- WHAT TO WORK ON
Omit every picture and output the rest of the records exactly as they are.

- LISTING

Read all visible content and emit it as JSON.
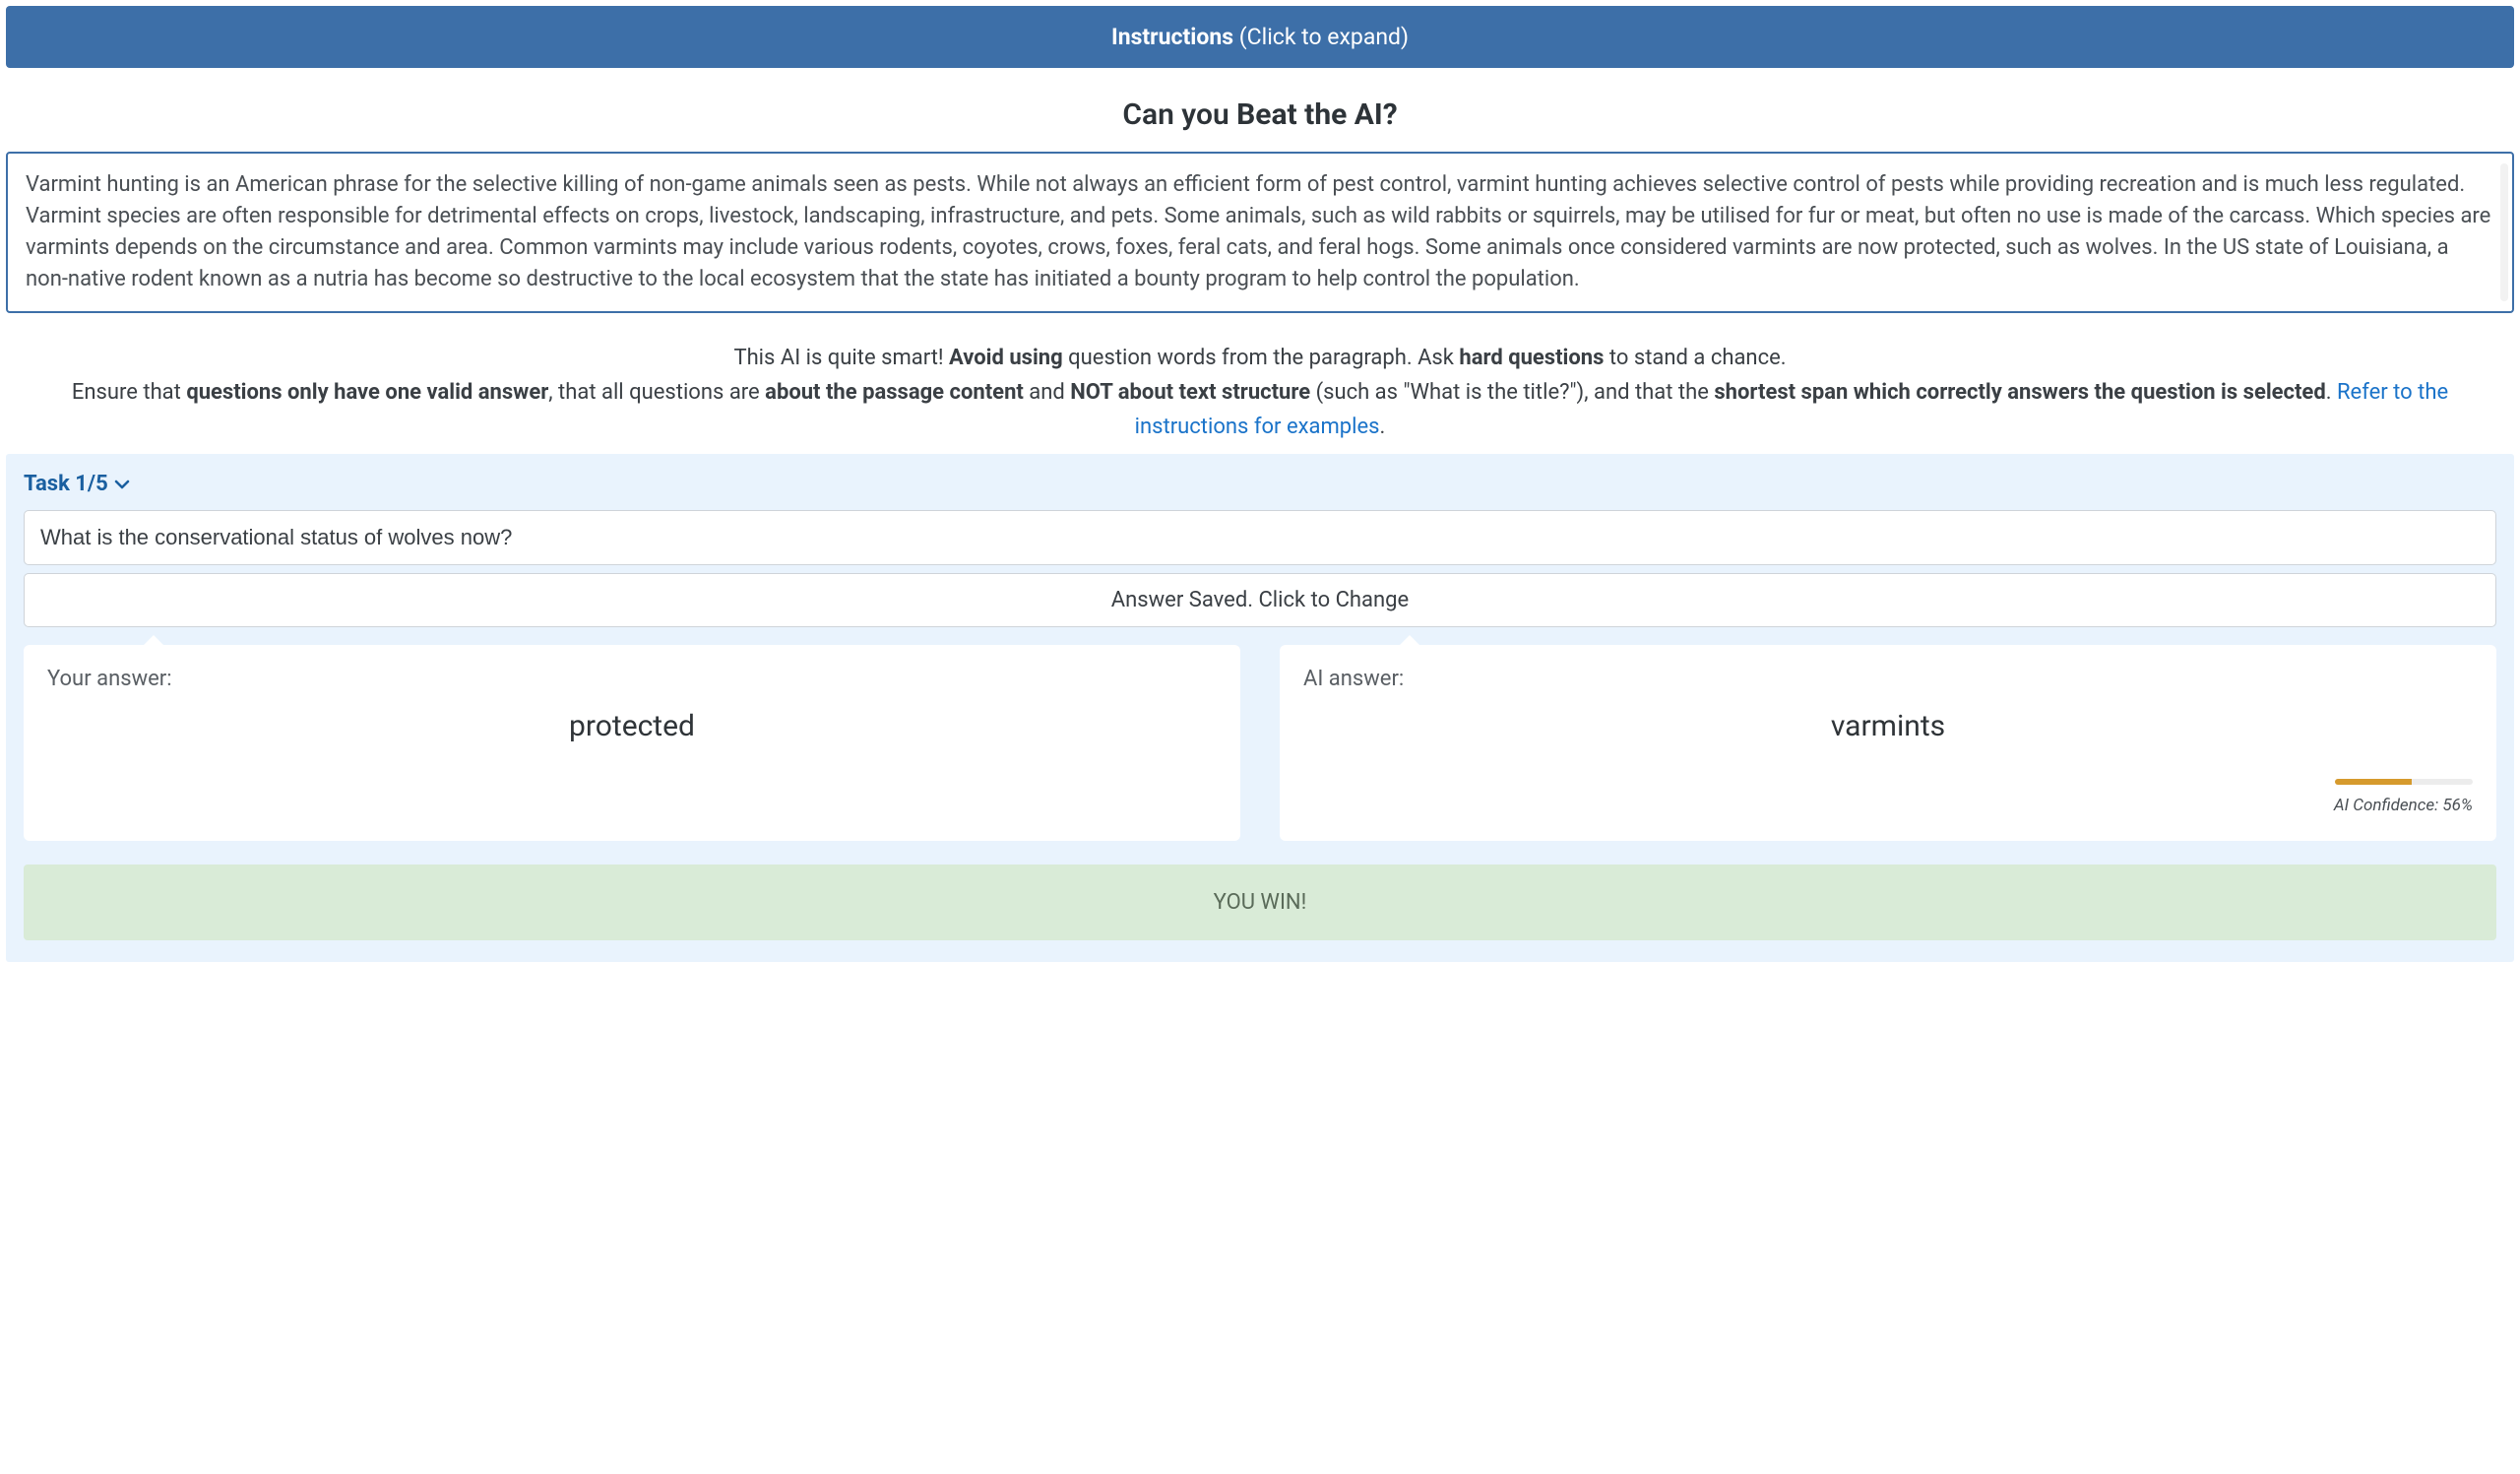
{
  "colors": {
    "header_bg": "#3d6fa8",
    "header_text": "#ffffff",
    "passage_border": "#3d6fa8",
    "task_panel_bg": "#e9f3fd",
    "task_header_text": "#1a5fa0",
    "link": "#1a73c9",
    "card_bg": "#ffffff",
    "result_bg": "#d9ebd7",
    "result_text": "#5a6b59",
    "confidence_fill": "#d69a2d",
    "confidence_track": "#ececec"
  },
  "instructions": {
    "label_bold": "Instructions",
    "label_rest": " (Click to expand)"
  },
  "heading": {
    "prefix": "Can you ",
    "bold": "Beat the AI?"
  },
  "passage": "Varmint hunting is an American phrase for the selective killing of non-game animals seen as pests. While not always an efficient form of pest control, varmint hunting achieves selective control of pests while providing recreation and is much less regulated. Varmint species are often responsible for detrimental effects on crops, livestock, landscaping, infrastructure, and pets. Some animals, such as wild rabbits or squirrels, may be utilised for fur or meat, but often no use is made of the carcass. Which species are varmints depends on the circumstance and area. Common varmints may include various rodents, coyotes, crows, foxes, feral cats, and feral hogs. Some animals once considered varmints are now protected, such as wolves. In the US state of Louisiana, a non-native rodent known as a nutria has become so destructive to the local ecosystem that the state has initiated a bounty program to help control the population.",
  "tips": {
    "line1_a": "This AI is quite smart! ",
    "line1_b": "Avoid using",
    "line1_c": " question words from the paragraph. Ask ",
    "line1_d": "hard questions",
    "line1_e": " to stand a chance.",
    "line2_a": "Ensure that ",
    "line2_b": "questions only have one valid answer",
    "line2_c": ", that all questions are ",
    "line2_d": "about the passage content",
    "line2_e": " and ",
    "line2_f": "NOT about text structure",
    "line2_g": " (such as \"What is the title?\"), and that the ",
    "line2_h": "shortest span which correctly answers the question is selected",
    "line2_i": ". ",
    "link": "Refer to the instructions for examples",
    "line2_end": "."
  },
  "task": {
    "header": "Task 1/5",
    "question": "What is the conservational status of wolves now?",
    "answer_saved": "Answer Saved. Click to Change",
    "your_answer_label": "Your answer:",
    "your_answer_value": "protected",
    "ai_answer_label": "AI answer:",
    "ai_answer_value": "varmints",
    "confidence_percent": 56,
    "confidence_text": "AI Confidence: 56%",
    "result": "YOU WIN!"
  }
}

- RESPONSE
Read all visible content and emit it as JSON.
{
  "colors": {
    "header_bg": "#3d6fa8",
    "header_text": "#ffffff",
    "passage_border": "#3d6fa8",
    "task_panel_bg": "#e9f3fd",
    "task_header_text": "#1a5fa0",
    "link": "#1a73c9",
    "card_bg": "#ffffff",
    "result_bg": "#d9ebd7",
    "result_text": "#5a6b59",
    "confidence_fill": "#d69a2d",
    "confidence_track": "#ececec"
  },
  "instructions": {
    "label_bold": "Instructions",
    "label_rest": " (Click to expand)"
  },
  "heading": {
    "prefix": "Can you ",
    "bold": "Beat the AI?"
  },
  "passage": "Varmint hunting is an American phrase for the selective killing of non-game animals seen as pests. While not always an efficient form of pest control, varmint hunting achieves selective control of pests while providing recreation and is much less regulated. Varmint species are often responsible for detrimental effects on crops, livestock, landscaping, infrastructure, and pets. Some animals, such as wild rabbits or squirrels, may be utilised for fur or meat, but often no use is made of the carcass. Which species are varmints depends on the circumstance and area. Common varmints may include various rodents, coyotes, crows, foxes, feral cats, and feral hogs. Some animals once considered varmints are now protected, such as wolves. In the US state of Louisiana, a non-native rodent known as a nutria has become so destructive to the local ecosystem that the state has initiated a bounty program to help control the population.",
  "tips": {
    "line1_a": "This AI is quite smart! ",
    "line1_b": "Avoid using",
    "line1_c": " question words from the paragraph. Ask ",
    "line1_d": "hard questions",
    "line1_e": " to stand a chance.",
    "line2_a": "Ensure that ",
    "line2_b": "questions only have one valid answer",
    "line2_c": ", that all questions are ",
    "line2_d": "about the passage content",
    "line2_e": " and ",
    "line2_f": "NOT about text structure",
    "line2_g": " (such as \"What is the title?\"), and that the ",
    "line2_h": "shortest span which correctly answers the question is selected",
    "line2_i": ". ",
    "link": "Refer to the instructions for examples",
    "line2_end": "."
  },
  "task": {
    "header": "Task 1/5",
    "question": "What is the conservational status of wolves now?",
    "answer_saved": "Answer Saved. Click to Change",
    "your_answer_label": "Your answer:",
    "your_answer_value": "protected",
    "ai_answer_label": "AI answer:",
    "ai_answer_value": "varmints",
    "confidence_percent": 56,
    "confidence_text": "AI Confidence: 56%",
    "result": "YOU WIN!"
  }
}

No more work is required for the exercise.